OBJECTIVE =
Tell how many lines in the data below hold the string "icon"; give nothing but the number.
========================
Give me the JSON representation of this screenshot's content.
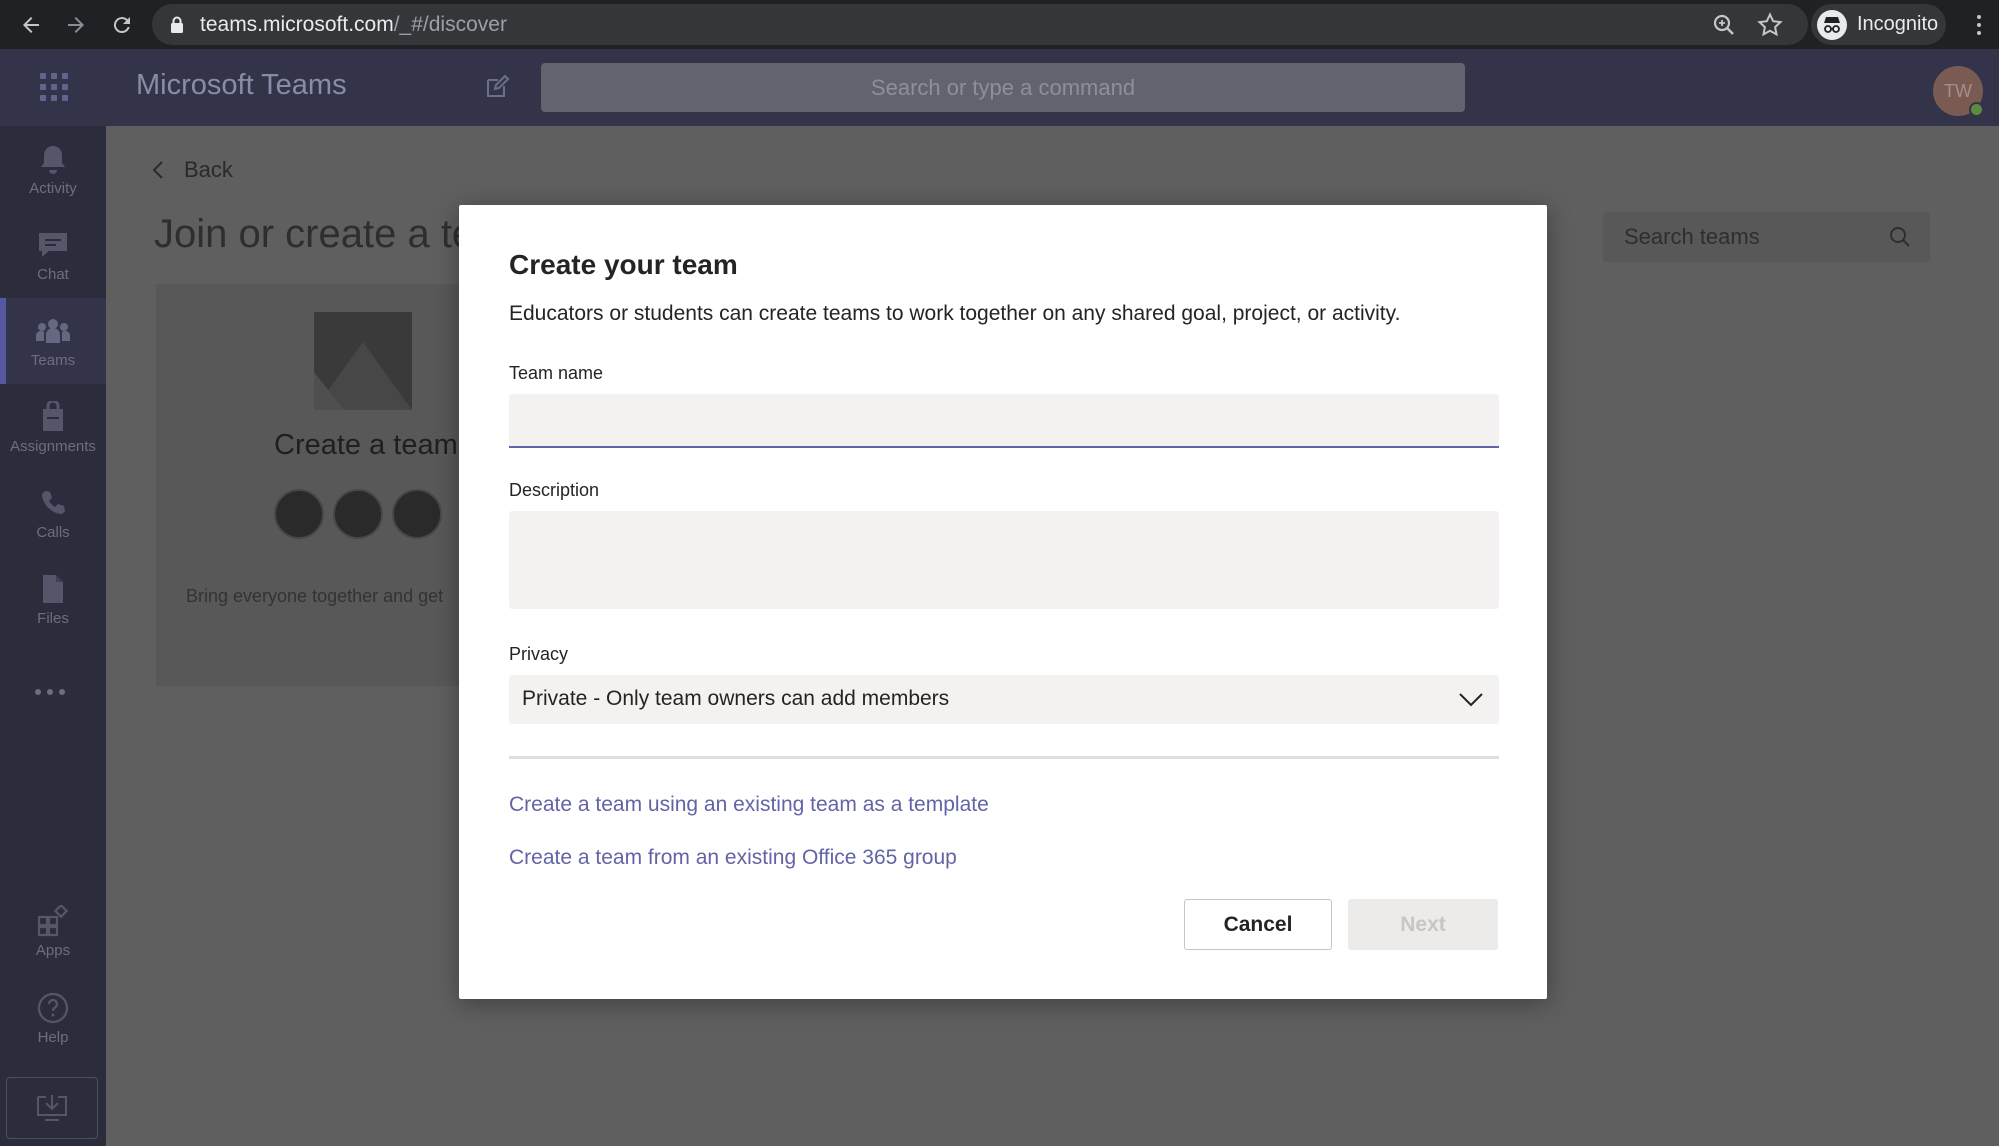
{
  "browser": {
    "url_host": "teams.microsoft.com",
    "url_path": "/_#/discover",
    "profile_label": "Incognito"
  },
  "teams_header": {
    "app_title": "Microsoft Teams",
    "search_placeholder": "Search or type a command",
    "avatar_initials": "TW"
  },
  "rail": {
    "items": [
      {
        "label": "Activity",
        "icon": "bell-icon"
      },
      {
        "label": "Chat",
        "icon": "chat-icon"
      },
      {
        "label": "Teams",
        "icon": "teams-icon"
      },
      {
        "label": "Assignments",
        "icon": "assignments-icon"
      },
      {
        "label": "Calls",
        "icon": "phone-icon"
      },
      {
        "label": "Files",
        "icon": "file-icon"
      }
    ],
    "bottom_items": [
      {
        "label": "Apps",
        "icon": "apps-icon"
      },
      {
        "label": "Help",
        "icon": "help-icon"
      }
    ]
  },
  "page": {
    "back_label": "Back",
    "title": "Join or create a tea",
    "create_card_title": "Create a team",
    "create_card_desc": "Bring everyone together and get",
    "search_teams_placeholder": "Search teams"
  },
  "modal": {
    "title": "Create your team",
    "subtitle": "Educators or students can create teams to work together on any shared goal, project, or activity.",
    "team_name_label": "Team name",
    "team_name_value": "",
    "description_label": "Description",
    "description_value": "",
    "privacy_label": "Privacy",
    "privacy_value": "Private - Only team owners can add members",
    "template_link": "Create a team using an existing team as a template",
    "office_link": "Create a team from an existing Office 365 group",
    "cancel_label": "Cancel",
    "next_label": "Next"
  },
  "colors": {
    "accent": "#6264a7",
    "header_bg": "#33344a",
    "rail_bg": "#2c2d3c"
  }
}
========================
RESPONSE TO THE TASK =
8